→ DATA SHOWN
──────────────────────────────
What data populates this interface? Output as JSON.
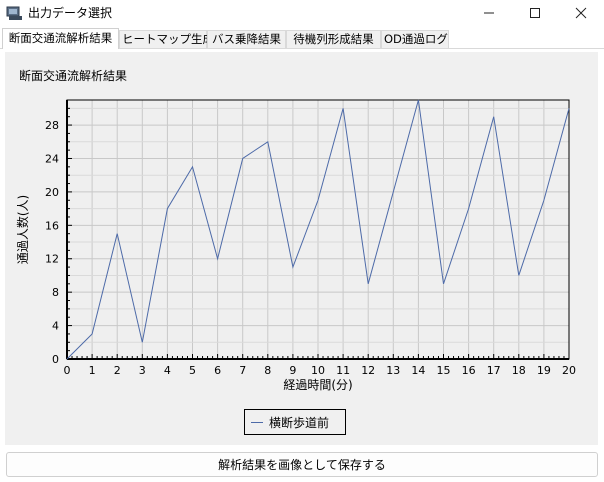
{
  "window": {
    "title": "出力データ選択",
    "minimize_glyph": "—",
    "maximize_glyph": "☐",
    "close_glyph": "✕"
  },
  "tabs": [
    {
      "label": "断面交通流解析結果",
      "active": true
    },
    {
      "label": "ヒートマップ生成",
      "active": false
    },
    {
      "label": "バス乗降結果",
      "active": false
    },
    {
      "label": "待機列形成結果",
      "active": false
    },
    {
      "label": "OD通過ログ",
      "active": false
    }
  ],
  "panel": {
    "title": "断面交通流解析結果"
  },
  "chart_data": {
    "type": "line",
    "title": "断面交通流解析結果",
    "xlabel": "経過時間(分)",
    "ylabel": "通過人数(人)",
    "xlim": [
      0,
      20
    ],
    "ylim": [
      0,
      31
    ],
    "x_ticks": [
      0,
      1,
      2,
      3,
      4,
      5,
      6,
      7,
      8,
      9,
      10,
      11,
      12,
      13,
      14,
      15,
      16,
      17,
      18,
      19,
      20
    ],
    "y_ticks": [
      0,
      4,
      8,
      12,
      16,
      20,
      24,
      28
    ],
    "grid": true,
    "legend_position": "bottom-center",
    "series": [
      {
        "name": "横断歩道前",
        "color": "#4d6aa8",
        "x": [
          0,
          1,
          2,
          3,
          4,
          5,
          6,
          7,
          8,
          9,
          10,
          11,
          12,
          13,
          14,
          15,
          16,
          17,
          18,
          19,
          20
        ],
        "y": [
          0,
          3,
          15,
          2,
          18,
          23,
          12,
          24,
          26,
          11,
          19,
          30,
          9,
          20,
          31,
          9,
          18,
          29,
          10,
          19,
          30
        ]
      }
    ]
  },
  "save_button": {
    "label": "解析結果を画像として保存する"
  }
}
──────────────────────────────
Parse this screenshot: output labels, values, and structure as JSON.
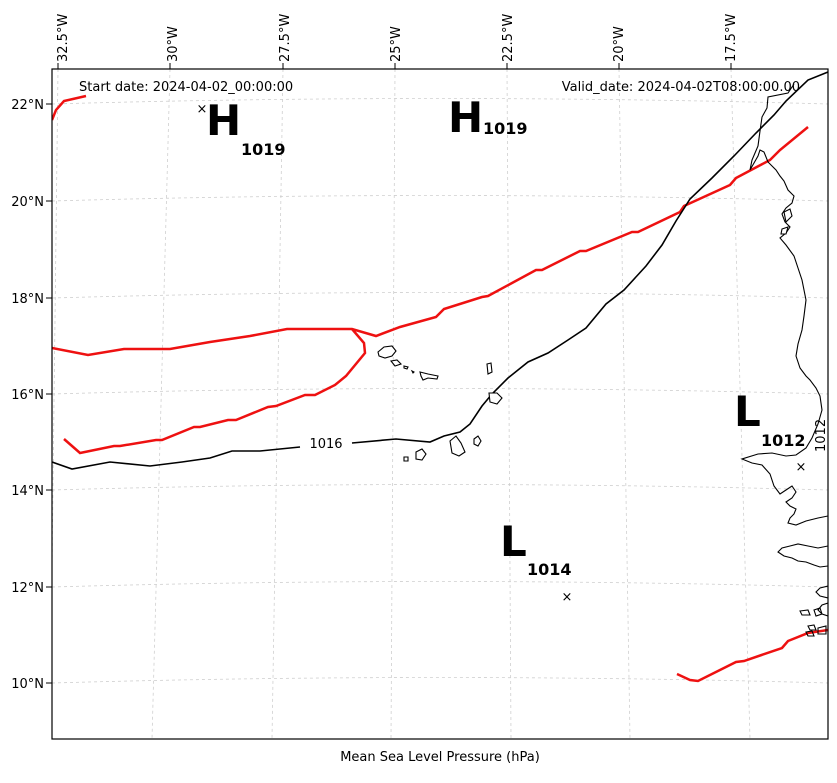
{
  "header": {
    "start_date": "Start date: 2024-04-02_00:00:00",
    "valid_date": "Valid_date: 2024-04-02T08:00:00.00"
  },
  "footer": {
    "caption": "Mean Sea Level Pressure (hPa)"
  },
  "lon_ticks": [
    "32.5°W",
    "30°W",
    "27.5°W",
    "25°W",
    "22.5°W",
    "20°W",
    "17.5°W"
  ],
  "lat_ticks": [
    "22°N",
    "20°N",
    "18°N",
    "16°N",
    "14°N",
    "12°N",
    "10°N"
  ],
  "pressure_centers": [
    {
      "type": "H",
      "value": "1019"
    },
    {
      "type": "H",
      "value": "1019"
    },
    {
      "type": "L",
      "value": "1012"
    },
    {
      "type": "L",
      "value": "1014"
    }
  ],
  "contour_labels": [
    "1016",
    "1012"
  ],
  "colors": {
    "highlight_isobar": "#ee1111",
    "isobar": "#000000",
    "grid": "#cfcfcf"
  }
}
──────────────────────────────
→ EXERCISE PROMPT
Tell how many lines include "JSON". The number is the whole answer.

→ CORRECT OUTPUT
2